## Exercise material
■ ■ ■ ■ ■

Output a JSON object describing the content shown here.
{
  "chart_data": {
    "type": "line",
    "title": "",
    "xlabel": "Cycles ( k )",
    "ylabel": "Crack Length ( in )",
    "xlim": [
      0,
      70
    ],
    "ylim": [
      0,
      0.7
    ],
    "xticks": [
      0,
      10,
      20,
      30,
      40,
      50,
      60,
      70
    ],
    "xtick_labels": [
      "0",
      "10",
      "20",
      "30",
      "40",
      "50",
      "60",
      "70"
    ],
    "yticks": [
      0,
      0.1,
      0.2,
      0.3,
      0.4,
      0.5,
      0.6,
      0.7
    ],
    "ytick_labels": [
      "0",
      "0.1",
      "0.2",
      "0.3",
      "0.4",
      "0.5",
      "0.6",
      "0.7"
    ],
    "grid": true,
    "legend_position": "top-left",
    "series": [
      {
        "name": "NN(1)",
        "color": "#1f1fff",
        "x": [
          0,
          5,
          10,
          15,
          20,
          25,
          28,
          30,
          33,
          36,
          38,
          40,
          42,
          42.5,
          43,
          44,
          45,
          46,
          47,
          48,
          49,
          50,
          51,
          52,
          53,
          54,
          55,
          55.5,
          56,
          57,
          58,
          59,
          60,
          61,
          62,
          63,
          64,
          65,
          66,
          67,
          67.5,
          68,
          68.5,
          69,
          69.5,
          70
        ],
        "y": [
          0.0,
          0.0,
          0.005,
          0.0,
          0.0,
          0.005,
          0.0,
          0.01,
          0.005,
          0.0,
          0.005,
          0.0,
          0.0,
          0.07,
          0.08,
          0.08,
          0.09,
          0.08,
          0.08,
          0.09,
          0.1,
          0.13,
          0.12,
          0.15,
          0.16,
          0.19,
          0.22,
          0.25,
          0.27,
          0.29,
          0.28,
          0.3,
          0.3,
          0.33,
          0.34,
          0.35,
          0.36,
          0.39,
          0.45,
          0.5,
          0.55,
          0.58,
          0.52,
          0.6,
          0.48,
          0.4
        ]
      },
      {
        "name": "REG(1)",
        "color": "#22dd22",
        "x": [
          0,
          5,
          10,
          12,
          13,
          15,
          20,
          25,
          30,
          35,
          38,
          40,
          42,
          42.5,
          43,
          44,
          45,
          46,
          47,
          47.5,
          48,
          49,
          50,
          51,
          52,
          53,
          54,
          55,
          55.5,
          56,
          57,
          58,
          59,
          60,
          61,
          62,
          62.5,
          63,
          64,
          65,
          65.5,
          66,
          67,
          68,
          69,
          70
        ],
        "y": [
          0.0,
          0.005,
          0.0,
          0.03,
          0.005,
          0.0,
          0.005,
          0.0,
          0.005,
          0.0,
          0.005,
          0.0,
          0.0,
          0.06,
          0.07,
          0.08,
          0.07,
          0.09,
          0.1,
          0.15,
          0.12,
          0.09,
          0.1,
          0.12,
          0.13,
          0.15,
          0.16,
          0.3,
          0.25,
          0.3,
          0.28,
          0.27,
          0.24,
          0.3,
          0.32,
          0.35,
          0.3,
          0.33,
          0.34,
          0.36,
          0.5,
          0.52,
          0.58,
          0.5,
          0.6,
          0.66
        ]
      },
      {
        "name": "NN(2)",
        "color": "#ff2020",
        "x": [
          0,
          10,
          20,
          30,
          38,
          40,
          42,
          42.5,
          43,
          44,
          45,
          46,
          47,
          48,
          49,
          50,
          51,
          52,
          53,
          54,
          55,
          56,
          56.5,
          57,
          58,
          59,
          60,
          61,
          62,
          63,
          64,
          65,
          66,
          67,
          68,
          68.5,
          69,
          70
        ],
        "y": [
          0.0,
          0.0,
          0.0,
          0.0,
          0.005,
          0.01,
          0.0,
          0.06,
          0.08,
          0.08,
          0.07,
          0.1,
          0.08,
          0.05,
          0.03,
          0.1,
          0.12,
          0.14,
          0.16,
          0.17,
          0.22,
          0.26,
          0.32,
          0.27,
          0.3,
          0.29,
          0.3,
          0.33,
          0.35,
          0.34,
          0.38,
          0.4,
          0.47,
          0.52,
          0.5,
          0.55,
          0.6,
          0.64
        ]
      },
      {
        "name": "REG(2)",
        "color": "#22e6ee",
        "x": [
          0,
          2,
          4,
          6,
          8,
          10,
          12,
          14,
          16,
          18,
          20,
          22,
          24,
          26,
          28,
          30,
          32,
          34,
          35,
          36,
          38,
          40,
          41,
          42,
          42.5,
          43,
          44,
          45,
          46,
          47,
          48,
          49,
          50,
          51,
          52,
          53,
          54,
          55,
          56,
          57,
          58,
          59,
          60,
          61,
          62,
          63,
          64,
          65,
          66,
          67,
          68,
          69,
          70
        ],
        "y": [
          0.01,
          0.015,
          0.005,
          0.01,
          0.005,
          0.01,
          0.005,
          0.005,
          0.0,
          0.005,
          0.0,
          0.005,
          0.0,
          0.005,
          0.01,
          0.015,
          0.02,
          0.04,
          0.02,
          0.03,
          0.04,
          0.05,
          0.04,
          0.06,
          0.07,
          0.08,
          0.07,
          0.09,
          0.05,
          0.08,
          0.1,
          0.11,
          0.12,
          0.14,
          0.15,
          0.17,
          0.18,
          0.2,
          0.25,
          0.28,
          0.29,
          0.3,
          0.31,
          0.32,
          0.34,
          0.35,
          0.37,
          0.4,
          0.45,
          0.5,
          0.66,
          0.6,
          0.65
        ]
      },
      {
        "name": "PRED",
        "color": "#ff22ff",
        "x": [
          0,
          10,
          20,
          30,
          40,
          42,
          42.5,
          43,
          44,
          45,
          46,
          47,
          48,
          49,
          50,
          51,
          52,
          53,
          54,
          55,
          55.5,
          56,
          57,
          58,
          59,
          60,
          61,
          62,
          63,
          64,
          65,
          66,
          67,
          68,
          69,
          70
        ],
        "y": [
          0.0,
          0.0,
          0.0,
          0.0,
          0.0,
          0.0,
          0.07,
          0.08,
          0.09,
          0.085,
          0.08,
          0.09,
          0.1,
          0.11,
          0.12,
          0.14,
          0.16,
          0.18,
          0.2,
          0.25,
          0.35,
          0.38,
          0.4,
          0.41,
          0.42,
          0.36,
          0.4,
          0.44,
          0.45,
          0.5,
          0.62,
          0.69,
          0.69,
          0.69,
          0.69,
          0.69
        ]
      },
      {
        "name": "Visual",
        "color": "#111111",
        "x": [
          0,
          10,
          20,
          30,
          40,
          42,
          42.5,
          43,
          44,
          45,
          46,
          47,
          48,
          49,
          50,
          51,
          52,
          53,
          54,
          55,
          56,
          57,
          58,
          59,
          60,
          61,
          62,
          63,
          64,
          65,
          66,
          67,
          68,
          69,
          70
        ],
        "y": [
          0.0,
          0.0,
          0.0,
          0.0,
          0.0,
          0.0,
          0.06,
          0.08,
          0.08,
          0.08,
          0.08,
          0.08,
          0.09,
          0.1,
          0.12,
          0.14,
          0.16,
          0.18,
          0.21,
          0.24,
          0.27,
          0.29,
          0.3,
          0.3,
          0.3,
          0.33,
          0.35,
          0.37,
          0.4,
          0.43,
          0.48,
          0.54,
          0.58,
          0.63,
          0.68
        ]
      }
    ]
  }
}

■ ■ ■ ■ ■

## What is being asked
For each line above that contains the word "name", copy that line.

## Result
        "name": "NN(1)",
        "name": "REG(1)",
        "name": "NN(2)",
        "name": "REG(2)",
        "name": "PRED",
        "name": "Visual",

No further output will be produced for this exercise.